* start Material provided *

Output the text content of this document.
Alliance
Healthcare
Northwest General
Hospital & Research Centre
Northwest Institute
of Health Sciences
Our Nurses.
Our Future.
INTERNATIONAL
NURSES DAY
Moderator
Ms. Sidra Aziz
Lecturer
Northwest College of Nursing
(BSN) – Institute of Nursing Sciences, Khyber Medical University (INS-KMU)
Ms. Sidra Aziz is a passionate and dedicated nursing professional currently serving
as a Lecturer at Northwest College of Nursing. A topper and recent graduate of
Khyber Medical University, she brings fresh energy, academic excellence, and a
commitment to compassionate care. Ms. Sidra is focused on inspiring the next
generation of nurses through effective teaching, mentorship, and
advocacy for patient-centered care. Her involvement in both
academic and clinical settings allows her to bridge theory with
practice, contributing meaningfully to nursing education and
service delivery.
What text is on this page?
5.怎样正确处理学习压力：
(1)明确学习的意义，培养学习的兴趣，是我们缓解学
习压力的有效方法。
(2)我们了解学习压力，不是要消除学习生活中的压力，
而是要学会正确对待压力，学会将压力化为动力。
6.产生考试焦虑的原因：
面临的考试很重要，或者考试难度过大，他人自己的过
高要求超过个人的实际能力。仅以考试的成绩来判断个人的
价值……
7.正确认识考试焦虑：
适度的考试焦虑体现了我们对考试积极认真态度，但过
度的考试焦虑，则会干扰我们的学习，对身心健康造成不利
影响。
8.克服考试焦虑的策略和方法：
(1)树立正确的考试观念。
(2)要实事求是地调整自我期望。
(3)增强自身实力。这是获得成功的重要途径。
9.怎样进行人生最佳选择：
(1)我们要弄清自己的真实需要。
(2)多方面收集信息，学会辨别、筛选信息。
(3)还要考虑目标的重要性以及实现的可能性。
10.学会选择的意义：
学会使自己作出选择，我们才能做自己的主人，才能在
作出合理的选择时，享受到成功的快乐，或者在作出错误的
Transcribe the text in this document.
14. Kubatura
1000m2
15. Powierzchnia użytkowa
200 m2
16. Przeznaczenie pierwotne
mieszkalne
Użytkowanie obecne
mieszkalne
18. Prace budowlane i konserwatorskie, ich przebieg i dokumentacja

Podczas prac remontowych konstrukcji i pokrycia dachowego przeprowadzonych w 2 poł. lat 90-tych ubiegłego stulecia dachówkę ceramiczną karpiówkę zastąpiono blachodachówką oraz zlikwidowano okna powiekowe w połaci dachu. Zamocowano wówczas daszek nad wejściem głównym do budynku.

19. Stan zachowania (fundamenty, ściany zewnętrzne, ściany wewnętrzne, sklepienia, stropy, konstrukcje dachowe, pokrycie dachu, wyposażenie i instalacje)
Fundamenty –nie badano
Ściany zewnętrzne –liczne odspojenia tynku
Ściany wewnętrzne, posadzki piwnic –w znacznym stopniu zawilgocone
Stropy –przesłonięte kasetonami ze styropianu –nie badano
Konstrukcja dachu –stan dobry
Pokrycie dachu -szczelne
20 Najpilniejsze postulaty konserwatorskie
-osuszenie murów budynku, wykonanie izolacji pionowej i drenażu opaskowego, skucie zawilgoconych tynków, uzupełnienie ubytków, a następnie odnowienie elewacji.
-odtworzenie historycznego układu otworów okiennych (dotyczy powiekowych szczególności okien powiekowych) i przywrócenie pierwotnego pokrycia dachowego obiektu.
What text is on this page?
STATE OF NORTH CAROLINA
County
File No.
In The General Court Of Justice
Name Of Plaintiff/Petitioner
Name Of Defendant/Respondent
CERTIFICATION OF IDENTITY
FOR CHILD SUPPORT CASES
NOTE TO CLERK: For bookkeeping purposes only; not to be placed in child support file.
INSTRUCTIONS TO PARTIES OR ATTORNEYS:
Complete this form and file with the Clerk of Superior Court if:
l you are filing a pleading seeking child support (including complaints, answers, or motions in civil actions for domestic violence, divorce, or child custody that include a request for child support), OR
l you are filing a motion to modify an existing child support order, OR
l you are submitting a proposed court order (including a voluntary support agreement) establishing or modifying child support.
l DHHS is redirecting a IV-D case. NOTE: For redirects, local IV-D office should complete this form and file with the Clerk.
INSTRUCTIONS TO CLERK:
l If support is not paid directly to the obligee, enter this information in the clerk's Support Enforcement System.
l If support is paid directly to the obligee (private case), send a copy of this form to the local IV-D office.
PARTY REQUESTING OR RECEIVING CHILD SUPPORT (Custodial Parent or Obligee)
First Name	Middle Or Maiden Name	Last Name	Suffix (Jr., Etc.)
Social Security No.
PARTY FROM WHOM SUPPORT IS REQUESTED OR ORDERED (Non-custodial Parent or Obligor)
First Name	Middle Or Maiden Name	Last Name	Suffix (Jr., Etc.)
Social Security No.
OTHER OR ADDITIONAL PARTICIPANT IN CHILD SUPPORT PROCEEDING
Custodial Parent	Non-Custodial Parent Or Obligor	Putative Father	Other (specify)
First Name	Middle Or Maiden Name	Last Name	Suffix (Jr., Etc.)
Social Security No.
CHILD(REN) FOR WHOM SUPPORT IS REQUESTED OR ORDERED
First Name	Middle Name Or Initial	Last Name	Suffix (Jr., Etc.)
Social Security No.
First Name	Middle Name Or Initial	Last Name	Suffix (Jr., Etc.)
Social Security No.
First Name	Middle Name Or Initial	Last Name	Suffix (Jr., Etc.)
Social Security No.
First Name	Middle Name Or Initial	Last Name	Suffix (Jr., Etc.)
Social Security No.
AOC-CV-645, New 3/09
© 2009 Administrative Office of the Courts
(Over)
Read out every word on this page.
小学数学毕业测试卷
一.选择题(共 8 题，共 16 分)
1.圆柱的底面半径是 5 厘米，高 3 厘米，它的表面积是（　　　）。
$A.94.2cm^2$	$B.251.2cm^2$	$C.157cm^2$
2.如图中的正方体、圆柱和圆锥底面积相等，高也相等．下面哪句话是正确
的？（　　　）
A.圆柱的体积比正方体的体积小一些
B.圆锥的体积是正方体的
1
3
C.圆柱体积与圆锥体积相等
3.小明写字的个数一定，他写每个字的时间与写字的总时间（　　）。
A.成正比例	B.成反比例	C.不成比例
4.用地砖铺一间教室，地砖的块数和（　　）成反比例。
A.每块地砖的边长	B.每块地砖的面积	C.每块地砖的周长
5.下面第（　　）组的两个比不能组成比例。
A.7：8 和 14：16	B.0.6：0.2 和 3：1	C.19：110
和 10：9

* end Material provided *

= Task to complete =
Locate all lines in the listing above with the word "Northwest" and copy them.

= Written solution =
Northwest General
Northwest Institute
Northwest College of Nursing
as a Lecturer at Northwest College of Nursing. A topper and recent graduate of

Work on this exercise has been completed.